Specialist MSK assessment leading to early cancer diagnosis
The Challenge
An 87-year-old patient presented with worsening ankle pain following two previous consultations for suspected cellulitis. Despite antibiotics, symptoms continued to deteriorate, with increasing pain, difficulty weight bearing and night pain.
Although there was no obvious trauma or deformity, the patient’s age, symptom progression and history of malignant myeloma raised concern.
Our Clinical Approach
During First Contact Practitioner (FCP) assessment, careful examination identified:
- Localised tenderness over the distal fibula
- Boggy swelling around the lateral malleolus
- Increasing night pain
- Difficulty weight bearing
Applying clinical reasoning alongside Ottawa Ankle Rules and NICE suspected cancer guidance, the clinician recognised the need for urgent escalation rather than routine imaging.
An immediate same-day A&E referral was arranged for urgent imaging.
The Outcome
X-ray confirmed an undisplaced fibular fracture.
Further investigation identified:
- A malignant bone tumour
- Metastatic spread to the left kidney
The patient received urgent specialist management including radiotherapy and fracture clinic follow-up. His ankle symptoms have since resolved and he remains under ongoing oncology surveillance.
Why This Matters
This case demonstrates how specialist MSK assessment within primary care can:
- Prevent delays in diagnosis
- Identify serious pathology presenting subtly
- Support earlier cancer detection
- Reduce risk through timely escalation
It highlights the value of FCP services beyond MSK pain management—supporting patient safety and whole-person care.

──────────────────────────────

**TASK GOAL**
In the ankle-pain case study, what raised concern even though there was no obvious trauma or deformity? Answer in one to three sentences.

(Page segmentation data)
──────────────────────────────

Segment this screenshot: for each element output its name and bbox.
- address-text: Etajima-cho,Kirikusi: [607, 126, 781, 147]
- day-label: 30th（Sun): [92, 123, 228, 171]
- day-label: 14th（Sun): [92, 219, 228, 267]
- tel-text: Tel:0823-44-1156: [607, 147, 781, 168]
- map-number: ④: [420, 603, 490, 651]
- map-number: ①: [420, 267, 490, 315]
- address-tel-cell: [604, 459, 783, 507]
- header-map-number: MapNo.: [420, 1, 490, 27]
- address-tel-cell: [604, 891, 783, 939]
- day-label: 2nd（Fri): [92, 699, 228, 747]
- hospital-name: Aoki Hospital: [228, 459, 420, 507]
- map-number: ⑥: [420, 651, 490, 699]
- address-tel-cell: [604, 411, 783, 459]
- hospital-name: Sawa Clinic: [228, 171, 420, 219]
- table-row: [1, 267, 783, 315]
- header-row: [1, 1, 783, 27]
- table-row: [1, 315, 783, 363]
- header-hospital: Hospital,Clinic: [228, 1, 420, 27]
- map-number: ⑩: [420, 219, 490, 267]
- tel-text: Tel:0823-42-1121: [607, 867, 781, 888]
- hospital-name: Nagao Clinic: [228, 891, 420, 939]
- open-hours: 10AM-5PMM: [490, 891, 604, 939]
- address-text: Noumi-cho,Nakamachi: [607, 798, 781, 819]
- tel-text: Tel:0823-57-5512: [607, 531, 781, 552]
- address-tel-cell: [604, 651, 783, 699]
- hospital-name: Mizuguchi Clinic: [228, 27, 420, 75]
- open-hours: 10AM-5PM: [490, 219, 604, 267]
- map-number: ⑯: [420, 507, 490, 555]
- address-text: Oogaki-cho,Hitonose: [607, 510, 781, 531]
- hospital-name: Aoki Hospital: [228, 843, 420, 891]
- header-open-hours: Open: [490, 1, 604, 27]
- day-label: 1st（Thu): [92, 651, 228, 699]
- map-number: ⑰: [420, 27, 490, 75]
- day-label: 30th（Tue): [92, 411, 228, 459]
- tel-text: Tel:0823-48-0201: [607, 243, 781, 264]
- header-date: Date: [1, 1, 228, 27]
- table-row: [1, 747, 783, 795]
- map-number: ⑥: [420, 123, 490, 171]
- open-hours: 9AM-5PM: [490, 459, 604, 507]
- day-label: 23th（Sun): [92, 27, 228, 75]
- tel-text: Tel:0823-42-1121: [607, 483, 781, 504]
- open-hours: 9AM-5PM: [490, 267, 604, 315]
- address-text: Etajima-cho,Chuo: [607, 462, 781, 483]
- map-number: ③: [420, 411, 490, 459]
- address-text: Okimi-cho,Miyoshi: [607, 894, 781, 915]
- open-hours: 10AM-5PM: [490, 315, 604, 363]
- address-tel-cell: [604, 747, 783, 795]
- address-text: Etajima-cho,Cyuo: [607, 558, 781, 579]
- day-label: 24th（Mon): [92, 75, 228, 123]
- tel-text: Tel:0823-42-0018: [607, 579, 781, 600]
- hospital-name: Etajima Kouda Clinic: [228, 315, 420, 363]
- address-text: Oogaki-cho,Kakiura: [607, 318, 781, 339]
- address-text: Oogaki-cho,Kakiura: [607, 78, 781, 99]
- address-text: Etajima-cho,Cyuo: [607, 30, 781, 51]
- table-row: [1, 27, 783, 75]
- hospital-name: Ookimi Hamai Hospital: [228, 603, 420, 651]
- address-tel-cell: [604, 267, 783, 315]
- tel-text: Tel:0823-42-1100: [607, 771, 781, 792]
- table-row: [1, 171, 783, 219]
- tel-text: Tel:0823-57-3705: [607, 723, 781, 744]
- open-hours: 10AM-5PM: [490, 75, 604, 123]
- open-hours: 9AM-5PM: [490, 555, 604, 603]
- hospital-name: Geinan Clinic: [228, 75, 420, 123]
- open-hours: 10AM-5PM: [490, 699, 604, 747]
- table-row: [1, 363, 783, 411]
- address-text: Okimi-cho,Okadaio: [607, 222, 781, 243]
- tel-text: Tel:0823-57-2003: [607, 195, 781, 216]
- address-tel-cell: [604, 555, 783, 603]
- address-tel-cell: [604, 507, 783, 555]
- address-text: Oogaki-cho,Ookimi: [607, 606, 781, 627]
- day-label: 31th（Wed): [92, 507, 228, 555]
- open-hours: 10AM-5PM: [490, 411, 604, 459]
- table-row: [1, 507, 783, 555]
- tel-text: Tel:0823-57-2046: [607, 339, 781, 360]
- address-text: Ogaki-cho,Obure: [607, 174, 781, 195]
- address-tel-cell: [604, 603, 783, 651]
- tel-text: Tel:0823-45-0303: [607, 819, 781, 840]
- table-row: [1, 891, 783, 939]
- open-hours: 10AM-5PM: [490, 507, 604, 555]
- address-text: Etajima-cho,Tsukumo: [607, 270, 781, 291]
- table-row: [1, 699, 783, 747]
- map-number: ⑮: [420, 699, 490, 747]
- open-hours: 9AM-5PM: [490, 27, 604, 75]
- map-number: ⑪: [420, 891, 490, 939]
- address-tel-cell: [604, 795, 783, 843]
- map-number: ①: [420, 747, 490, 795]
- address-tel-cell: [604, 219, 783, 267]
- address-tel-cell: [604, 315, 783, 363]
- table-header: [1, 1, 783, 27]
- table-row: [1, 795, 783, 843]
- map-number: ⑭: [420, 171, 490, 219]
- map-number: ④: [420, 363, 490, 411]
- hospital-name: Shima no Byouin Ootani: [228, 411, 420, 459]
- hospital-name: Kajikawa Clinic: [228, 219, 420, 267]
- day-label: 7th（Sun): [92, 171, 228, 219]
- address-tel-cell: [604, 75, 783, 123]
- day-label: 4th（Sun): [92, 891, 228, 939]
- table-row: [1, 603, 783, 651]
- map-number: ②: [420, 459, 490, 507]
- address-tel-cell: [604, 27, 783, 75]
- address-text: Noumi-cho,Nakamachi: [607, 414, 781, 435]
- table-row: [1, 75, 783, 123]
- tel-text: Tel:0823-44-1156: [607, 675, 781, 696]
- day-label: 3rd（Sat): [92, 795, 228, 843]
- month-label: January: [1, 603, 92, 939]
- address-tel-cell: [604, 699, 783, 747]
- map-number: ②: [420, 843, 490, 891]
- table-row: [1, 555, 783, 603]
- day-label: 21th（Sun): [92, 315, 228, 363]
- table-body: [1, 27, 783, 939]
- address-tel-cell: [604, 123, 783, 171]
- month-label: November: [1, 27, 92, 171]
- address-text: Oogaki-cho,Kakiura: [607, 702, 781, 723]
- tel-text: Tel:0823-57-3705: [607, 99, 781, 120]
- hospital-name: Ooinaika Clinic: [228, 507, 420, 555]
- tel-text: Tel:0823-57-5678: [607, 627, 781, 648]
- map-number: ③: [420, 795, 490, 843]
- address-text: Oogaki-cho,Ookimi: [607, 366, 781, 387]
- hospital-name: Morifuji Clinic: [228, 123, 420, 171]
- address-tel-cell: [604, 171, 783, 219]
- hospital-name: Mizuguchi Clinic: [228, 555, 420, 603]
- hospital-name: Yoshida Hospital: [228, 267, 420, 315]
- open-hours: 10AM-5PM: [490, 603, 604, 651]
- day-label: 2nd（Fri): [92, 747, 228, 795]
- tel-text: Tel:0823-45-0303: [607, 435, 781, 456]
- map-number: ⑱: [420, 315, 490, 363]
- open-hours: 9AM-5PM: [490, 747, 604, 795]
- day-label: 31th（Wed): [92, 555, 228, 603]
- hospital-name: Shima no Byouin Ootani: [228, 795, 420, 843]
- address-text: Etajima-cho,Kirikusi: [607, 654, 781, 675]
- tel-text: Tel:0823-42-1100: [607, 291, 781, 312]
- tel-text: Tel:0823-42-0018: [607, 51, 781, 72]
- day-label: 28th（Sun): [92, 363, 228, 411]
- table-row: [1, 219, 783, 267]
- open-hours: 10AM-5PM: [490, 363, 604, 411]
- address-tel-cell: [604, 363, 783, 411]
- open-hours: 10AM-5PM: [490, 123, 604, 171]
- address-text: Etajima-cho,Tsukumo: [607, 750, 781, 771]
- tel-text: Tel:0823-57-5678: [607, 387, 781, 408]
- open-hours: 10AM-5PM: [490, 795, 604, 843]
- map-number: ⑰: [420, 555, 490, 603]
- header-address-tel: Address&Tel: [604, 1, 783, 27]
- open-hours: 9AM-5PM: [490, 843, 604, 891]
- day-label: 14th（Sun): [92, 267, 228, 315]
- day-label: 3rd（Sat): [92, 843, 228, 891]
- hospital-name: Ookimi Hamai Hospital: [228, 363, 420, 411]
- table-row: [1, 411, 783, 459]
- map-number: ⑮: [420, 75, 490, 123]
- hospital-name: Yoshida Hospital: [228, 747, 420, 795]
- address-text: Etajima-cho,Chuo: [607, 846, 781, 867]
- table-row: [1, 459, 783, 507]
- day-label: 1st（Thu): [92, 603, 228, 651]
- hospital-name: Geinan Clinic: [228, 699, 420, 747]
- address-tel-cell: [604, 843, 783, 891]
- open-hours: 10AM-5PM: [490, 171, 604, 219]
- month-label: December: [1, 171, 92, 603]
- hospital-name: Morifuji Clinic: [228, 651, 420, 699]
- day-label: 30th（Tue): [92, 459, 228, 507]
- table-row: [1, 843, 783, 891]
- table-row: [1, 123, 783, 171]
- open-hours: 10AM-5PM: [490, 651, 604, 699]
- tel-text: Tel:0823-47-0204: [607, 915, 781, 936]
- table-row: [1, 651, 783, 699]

──────────────────────────────

**YOUR SOLUTION**
The patient's age, the progression of the symptoms and a history of malignant myeloma raised concern.